Records for this exercise>
____
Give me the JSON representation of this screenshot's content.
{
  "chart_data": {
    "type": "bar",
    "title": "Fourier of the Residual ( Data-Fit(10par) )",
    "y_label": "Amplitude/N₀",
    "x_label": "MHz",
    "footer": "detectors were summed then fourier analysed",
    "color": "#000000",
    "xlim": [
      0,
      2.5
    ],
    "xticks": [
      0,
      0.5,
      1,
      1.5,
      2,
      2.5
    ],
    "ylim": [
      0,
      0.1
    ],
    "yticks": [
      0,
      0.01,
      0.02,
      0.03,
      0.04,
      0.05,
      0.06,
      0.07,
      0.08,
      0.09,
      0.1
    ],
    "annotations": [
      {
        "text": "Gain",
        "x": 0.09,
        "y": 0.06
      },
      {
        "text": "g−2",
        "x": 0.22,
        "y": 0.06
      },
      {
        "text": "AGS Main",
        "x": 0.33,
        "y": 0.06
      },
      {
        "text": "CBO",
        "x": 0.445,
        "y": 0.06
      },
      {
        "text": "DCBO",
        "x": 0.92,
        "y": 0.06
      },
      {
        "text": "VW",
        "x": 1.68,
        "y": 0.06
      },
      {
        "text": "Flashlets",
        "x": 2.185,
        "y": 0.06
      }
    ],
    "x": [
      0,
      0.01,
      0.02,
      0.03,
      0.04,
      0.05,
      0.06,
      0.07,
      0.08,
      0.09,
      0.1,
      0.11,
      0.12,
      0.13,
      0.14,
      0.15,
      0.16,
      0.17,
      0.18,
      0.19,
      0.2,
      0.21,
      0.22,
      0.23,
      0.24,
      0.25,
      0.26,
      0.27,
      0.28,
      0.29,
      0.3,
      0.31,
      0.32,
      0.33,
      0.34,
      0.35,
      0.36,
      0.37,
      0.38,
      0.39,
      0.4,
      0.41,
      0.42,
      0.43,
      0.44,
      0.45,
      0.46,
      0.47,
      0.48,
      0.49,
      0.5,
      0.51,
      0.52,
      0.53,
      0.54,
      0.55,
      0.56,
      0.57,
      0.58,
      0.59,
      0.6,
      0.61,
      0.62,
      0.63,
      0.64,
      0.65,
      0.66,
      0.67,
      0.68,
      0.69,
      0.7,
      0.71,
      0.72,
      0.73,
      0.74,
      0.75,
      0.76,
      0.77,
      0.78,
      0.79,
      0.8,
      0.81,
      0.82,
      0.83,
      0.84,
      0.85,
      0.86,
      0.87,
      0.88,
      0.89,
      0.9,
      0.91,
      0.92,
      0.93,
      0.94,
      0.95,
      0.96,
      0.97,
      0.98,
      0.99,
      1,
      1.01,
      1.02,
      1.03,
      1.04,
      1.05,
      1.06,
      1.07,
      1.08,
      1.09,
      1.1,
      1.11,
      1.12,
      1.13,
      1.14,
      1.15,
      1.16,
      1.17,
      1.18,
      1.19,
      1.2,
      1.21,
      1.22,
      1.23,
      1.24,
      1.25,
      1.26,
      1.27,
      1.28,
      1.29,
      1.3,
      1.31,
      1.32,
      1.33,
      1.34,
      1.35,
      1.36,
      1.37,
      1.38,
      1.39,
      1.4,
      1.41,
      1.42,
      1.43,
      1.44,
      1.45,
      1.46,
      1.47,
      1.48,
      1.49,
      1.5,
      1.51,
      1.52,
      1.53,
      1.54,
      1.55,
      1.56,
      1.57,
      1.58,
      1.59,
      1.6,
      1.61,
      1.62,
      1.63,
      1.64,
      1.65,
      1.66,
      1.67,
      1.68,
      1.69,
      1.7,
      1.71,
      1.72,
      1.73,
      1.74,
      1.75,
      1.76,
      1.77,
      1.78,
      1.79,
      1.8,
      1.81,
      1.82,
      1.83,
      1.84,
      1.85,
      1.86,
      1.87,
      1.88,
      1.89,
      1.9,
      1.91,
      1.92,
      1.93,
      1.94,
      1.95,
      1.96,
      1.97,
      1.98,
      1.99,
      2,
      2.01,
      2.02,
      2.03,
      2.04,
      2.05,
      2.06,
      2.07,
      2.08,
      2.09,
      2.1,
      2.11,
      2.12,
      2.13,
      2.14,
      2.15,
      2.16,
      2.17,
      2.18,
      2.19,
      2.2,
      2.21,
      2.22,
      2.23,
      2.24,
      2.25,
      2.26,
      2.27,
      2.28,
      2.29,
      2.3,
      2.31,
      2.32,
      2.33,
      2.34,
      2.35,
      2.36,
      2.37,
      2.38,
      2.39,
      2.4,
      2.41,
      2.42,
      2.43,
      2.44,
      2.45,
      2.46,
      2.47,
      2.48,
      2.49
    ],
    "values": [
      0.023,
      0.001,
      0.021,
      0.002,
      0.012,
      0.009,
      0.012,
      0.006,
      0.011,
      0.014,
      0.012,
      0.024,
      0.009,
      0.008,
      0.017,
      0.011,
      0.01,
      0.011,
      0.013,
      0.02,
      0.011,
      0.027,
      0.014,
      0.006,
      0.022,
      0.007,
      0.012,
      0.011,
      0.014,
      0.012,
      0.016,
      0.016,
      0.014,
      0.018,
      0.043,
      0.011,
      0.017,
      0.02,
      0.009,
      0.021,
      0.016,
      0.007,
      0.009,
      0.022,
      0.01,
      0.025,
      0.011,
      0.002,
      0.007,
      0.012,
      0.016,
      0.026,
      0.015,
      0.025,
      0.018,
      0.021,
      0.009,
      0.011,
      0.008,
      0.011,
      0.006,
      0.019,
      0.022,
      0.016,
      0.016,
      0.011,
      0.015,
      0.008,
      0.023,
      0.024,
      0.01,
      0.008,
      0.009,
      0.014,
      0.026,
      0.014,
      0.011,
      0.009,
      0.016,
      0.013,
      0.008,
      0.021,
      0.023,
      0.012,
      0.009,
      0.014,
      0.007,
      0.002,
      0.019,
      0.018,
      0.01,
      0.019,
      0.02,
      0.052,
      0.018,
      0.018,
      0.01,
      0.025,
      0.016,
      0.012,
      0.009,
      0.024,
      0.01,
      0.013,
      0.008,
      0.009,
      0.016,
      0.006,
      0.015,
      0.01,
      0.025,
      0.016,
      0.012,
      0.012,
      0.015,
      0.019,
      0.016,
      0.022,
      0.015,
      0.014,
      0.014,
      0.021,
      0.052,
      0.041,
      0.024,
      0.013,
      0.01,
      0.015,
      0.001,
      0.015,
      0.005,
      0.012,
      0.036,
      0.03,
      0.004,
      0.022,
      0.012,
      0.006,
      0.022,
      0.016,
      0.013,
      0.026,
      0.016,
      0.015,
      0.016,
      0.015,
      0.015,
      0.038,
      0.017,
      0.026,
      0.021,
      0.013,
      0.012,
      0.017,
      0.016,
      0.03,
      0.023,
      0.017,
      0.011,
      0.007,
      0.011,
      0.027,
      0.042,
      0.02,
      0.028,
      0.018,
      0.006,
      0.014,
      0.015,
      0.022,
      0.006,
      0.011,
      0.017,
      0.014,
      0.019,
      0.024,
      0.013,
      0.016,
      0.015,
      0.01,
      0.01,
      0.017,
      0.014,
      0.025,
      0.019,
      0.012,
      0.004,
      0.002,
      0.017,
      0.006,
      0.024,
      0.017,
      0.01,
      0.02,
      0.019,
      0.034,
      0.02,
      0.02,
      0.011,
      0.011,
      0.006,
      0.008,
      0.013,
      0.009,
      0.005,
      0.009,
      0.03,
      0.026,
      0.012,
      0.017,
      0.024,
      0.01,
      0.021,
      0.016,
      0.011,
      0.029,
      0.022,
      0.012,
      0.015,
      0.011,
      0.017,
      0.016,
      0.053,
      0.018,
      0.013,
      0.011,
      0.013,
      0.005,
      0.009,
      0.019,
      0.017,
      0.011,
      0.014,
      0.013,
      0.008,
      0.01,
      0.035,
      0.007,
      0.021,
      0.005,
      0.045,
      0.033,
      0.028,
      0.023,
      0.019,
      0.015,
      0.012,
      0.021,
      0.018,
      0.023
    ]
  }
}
____
Written instruction> Using the listing above, show each line holding the string "text".

Task solution>
        "text": "Gain",
        "text": "g−2",
        "text": "AGS Main",
        "text": "CBO",
        "text": "DCBO",
        "text": "VW",
        "text": "Flashlets",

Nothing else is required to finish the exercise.